- [AIM]: Extract every line from the records below that contains the word "대출우대금리".

- [PROVIDED ENTRIES]:
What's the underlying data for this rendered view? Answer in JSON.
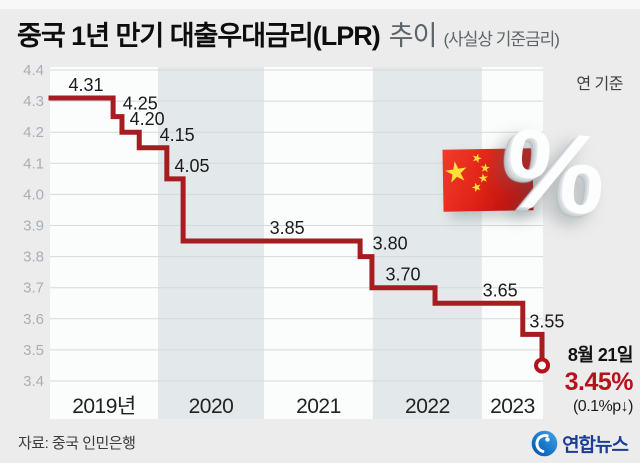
{
  "header": {
    "title_main": "중국 1년 만기 대출우대금리(LPR)",
    "title_trail": "추이",
    "title_paren": "(사실상 기준금리)",
    "basis_label": "연 기준"
  },
  "callout": {
    "date": "8월 21일",
    "value": "3.45%",
    "change": "(0.1%p↓)"
  },
  "footer": {
    "source": "자료: 중국 인민은행",
    "logo_text": "연합뉴스"
  },
  "decor": {
    "percent_glyph": "%",
    "flag": "china-flag",
    "star": "★"
  },
  "colors": {
    "page_bg": "#ececec",
    "band_white": "#fbfcfc",
    "band_gray": "#e3e8ea",
    "grid": "#d4d9db",
    "tick_text": "#a9afb5",
    "label_text": "#1b1b1b",
    "year_text": "#222222",
    "line_red": "#a51c21",
    "accent_red": "#b5121c",
    "marker_fill": "#ffffff",
    "flag_red": "#de2910",
    "flag_star": "#fde03a",
    "logo_blue": "#1c3d96"
  },
  "chart_data": {
    "type": "line",
    "subtype": "step-after",
    "title": "중국 1년 만기 대출우대금리(LPR) 추이",
    "unit": "%",
    "ylim": [
      3.4,
      4.4
    ],
    "ytick_step": 0.1,
    "yticks": [
      "4.4",
      "4.3",
      "4.2",
      "4.1",
      "4.0",
      "3.9",
      "3.8",
      "3.7",
      "3.6",
      "3.5",
      "3.4"
    ],
    "grid": true,
    "legend": "none",
    "year_bands": [
      {
        "label": "2019년",
        "from": 0.0,
        "to": 0.219,
        "shade": "white"
      },
      {
        "label": "2020",
        "from": 0.219,
        "to": 0.434,
        "shade": "gray"
      },
      {
        "label": "2021",
        "from": 0.434,
        "to": 0.655,
        "shade": "white"
      },
      {
        "label": "2022",
        "from": 0.655,
        "to": 0.876,
        "shade": "gray"
      },
      {
        "label": "2023",
        "from": 0.876,
        "to": 1.0,
        "shade": "white"
      }
    ],
    "steps": [
      {
        "value": 4.31,
        "from_x": 0.0,
        "label": "4.31",
        "label_x": 0.073
      },
      {
        "value": 4.25,
        "from_x": 0.128,
        "label": "4.25",
        "label_x": 0.183
      },
      {
        "value": 4.2,
        "from_x": 0.146,
        "label": "4.20",
        "label_x": 0.197
      },
      {
        "value": 4.15,
        "from_x": 0.181,
        "label": "4.15",
        "label_x": 0.258
      },
      {
        "value": 4.05,
        "from_x": 0.237,
        "label": "4.05",
        "label_x": 0.288
      },
      {
        "value": 3.85,
        "from_x": 0.27,
        "label": "3.85",
        "label_x": 0.481
      },
      {
        "value": 3.8,
        "from_x": 0.629,
        "label": "3.80",
        "label_x": 0.69
      },
      {
        "value": 3.7,
        "from_x": 0.653,
        "label": "3.70",
        "label_x": 0.716
      },
      {
        "value": 3.65,
        "from_x": 0.781,
        "label": "3.65",
        "label_x": 0.913
      },
      {
        "value": 3.55,
        "from_x": 0.959,
        "label": "3.55",
        "label_x": 1.008
      },
      {
        "value": 3.45,
        "from_x": 0.998,
        "marker": "open-circle"
      }
    ],
    "end_annotation": {
      "date": "8월 21일",
      "value_label": "3.45%",
      "change": "(0.1%p↓)"
    }
  }
}
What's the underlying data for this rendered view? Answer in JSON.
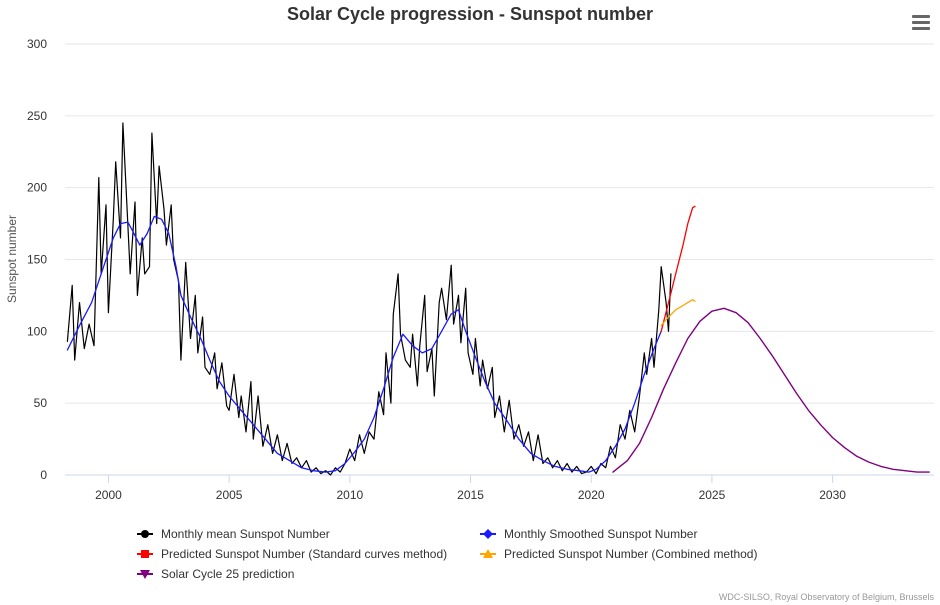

- [FINISHED ANSWER]:
    "title_main": "중국 1년 만기 대출우대금리(LPR)",
    "title": "중국 1년 만기 대출우대금리(LPR) 추이",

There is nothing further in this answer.